• Raw data
_ _ _
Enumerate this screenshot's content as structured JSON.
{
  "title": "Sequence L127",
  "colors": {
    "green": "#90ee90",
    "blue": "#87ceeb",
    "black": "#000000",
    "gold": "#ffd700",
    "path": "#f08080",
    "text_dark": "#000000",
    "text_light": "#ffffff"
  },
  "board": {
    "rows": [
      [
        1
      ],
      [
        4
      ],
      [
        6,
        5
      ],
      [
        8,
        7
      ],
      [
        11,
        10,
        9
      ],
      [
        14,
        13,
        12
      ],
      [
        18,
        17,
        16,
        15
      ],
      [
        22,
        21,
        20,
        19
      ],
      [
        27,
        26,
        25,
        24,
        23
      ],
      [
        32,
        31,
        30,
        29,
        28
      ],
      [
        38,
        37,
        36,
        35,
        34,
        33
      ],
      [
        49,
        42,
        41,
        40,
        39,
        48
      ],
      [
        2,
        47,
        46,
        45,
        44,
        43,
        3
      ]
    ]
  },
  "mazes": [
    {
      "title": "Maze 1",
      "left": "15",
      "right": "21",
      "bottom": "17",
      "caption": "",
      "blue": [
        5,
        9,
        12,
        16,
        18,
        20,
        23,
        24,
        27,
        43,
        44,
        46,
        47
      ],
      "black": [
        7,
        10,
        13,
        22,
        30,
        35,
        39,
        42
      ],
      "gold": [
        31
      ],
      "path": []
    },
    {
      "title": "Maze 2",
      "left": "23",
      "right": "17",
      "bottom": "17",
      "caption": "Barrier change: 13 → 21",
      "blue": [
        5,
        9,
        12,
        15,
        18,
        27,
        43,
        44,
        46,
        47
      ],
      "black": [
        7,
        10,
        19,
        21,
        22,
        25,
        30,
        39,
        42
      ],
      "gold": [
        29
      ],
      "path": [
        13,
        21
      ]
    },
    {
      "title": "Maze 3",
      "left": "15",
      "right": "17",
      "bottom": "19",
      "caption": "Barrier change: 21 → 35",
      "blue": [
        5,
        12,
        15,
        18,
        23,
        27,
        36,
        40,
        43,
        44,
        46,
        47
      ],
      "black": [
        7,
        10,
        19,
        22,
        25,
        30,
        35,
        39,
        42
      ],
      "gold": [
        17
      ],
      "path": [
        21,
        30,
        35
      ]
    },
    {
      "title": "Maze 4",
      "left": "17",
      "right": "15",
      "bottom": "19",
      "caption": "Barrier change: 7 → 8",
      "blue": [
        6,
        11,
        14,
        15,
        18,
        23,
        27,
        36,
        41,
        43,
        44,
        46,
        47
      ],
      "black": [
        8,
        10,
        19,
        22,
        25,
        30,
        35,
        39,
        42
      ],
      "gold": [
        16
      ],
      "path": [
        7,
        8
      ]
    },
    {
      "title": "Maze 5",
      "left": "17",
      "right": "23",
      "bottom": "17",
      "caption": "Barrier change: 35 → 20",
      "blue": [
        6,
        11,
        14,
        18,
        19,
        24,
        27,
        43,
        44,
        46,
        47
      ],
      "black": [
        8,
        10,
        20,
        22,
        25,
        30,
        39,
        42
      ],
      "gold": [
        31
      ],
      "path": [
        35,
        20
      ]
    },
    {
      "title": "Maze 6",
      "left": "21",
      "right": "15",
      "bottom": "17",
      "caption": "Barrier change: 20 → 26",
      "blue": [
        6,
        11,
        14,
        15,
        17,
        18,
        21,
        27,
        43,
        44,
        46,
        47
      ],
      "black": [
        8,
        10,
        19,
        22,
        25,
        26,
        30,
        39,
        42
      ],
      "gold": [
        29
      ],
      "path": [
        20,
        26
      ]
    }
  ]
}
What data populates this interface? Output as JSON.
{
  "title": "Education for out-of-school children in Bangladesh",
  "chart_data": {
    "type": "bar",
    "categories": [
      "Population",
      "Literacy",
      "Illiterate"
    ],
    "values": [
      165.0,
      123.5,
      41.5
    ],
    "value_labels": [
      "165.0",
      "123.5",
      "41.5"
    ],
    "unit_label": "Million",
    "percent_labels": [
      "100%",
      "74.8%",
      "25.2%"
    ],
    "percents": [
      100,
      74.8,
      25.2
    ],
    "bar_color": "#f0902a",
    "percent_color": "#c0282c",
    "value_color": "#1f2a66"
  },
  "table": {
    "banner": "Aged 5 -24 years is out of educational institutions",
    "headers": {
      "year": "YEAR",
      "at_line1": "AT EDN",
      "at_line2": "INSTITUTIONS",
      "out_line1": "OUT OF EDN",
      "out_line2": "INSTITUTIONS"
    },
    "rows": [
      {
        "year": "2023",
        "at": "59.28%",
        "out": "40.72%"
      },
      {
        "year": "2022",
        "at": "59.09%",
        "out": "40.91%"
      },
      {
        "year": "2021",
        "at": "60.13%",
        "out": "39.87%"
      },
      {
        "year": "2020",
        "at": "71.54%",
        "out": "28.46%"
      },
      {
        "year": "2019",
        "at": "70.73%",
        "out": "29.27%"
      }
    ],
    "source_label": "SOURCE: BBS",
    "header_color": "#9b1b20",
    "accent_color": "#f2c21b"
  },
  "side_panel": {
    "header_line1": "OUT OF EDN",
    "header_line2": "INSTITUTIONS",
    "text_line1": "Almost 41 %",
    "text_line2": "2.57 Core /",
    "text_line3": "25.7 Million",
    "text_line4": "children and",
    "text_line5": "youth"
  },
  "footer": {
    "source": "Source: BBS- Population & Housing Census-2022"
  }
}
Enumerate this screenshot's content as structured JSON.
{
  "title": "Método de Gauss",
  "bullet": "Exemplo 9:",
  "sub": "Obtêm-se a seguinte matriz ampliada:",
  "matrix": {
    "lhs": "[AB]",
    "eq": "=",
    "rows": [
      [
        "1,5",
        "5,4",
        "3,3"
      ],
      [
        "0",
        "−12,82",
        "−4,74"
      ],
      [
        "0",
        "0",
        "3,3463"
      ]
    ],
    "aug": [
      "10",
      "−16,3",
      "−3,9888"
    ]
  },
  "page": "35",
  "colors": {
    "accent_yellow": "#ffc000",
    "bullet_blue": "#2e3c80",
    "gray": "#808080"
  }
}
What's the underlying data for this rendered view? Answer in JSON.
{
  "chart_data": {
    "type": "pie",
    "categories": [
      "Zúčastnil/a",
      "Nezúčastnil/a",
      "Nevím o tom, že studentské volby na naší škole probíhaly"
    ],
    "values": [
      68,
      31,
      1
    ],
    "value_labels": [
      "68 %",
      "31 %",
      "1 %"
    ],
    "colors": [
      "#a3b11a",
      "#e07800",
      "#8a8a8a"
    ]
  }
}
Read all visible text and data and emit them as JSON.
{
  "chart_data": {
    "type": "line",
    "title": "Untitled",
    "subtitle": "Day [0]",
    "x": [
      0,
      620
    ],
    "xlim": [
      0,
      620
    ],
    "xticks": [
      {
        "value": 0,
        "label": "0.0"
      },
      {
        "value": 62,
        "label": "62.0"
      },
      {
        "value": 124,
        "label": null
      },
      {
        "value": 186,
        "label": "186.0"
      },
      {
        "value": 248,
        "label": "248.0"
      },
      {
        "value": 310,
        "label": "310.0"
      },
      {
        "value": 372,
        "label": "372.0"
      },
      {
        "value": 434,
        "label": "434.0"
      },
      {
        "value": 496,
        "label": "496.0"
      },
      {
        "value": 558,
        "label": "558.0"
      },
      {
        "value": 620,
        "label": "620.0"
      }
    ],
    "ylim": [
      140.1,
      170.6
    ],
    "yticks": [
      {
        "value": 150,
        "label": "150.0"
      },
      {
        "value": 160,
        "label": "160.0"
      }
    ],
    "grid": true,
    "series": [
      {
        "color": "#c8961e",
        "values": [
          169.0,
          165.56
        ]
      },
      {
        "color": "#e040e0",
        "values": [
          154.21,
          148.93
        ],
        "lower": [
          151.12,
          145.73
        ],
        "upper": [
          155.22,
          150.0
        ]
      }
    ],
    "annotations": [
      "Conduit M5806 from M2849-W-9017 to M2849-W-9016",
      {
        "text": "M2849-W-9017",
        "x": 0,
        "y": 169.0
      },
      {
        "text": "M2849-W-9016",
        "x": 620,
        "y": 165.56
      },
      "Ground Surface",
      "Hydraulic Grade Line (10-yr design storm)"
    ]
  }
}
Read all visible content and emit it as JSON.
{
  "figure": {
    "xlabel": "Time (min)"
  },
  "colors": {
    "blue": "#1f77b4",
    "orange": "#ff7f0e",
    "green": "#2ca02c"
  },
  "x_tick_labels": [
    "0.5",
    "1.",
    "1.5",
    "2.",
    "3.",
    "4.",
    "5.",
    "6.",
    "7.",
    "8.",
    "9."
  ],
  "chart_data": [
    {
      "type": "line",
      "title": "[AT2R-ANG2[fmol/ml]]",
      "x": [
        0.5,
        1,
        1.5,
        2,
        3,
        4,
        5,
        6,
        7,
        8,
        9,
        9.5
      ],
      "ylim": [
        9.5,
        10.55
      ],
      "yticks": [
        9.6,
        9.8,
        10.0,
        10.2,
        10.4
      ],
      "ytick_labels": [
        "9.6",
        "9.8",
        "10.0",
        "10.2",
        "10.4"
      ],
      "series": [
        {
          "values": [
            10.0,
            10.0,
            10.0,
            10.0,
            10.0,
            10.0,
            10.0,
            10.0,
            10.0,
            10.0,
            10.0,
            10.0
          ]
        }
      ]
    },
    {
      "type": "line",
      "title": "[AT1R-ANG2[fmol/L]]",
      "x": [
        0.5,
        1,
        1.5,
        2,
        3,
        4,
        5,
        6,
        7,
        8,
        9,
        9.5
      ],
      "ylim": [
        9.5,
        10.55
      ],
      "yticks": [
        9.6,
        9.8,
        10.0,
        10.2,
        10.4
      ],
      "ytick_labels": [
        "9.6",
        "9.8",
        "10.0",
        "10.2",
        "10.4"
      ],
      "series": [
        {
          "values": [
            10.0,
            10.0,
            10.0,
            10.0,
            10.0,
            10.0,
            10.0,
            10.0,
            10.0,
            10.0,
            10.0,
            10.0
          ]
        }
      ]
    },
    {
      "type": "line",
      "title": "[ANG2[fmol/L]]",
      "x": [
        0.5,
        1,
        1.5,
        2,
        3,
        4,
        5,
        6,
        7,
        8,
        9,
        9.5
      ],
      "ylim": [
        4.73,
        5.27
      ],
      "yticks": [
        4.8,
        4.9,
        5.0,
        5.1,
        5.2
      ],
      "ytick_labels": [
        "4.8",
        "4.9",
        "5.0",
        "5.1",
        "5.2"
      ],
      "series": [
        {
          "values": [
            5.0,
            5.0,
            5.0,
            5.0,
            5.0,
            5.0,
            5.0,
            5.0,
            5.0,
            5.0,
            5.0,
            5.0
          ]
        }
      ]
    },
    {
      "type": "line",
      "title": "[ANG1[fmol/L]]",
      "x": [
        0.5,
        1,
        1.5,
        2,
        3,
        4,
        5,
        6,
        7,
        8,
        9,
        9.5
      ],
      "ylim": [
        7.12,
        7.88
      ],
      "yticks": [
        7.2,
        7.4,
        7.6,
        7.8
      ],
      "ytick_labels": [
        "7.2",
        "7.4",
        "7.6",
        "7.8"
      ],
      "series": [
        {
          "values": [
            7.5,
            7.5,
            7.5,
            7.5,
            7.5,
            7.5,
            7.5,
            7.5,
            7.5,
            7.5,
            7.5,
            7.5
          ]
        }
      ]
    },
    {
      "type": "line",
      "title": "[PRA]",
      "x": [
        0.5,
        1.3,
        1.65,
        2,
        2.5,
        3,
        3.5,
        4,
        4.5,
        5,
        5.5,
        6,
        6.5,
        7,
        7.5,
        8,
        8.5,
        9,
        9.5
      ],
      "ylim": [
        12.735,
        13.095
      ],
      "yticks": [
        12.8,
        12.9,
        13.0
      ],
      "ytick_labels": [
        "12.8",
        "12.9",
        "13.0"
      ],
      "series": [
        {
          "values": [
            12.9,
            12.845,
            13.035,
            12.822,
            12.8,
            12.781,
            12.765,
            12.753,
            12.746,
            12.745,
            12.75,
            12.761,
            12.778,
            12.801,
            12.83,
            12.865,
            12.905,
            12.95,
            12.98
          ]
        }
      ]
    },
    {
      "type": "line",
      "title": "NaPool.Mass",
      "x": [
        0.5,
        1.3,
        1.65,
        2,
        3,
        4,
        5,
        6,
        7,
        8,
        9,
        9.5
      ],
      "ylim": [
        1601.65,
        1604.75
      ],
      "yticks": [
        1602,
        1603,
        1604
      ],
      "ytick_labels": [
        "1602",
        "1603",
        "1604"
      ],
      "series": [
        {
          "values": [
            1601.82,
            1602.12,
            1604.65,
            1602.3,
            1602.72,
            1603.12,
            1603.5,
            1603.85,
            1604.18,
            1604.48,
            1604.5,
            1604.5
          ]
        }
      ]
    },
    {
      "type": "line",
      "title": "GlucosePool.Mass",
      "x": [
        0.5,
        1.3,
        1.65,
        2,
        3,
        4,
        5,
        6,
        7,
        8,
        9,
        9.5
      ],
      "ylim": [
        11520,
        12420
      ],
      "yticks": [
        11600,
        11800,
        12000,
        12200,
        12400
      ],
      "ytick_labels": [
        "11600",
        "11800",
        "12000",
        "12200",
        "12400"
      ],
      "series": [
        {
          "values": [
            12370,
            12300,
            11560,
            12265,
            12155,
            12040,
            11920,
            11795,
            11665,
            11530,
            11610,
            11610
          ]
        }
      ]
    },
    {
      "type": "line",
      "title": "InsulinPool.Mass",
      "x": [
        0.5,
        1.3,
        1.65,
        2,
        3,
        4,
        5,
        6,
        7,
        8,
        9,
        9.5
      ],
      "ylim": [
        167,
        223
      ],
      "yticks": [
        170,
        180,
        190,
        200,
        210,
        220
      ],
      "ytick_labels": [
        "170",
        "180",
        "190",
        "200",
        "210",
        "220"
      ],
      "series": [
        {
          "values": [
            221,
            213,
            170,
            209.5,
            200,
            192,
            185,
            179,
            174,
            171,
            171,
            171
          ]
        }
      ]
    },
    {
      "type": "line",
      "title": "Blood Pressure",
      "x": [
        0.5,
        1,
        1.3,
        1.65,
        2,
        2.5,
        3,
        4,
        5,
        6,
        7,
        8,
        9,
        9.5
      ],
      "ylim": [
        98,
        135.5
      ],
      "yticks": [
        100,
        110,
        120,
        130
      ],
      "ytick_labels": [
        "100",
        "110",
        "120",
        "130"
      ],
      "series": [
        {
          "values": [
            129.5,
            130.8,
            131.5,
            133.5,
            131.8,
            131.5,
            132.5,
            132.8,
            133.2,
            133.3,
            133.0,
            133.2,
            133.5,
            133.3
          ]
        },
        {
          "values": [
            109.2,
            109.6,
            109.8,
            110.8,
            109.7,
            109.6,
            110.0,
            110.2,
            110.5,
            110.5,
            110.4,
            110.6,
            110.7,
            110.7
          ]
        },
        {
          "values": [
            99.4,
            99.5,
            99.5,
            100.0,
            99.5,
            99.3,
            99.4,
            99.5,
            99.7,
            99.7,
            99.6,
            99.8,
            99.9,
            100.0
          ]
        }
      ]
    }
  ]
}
_ _ _
• What is needed
Pick out all lines containing the string "caption".

• Output
      "caption": "",
      "caption": "Barrier change: 13 → 21",
      "caption": "Barrier change: 21 → 35",
      "caption": "Barrier change: 7 → 8",
      "caption": "Barrier change: 35 → 20",
      "caption": "Barrier change: 20 → 26",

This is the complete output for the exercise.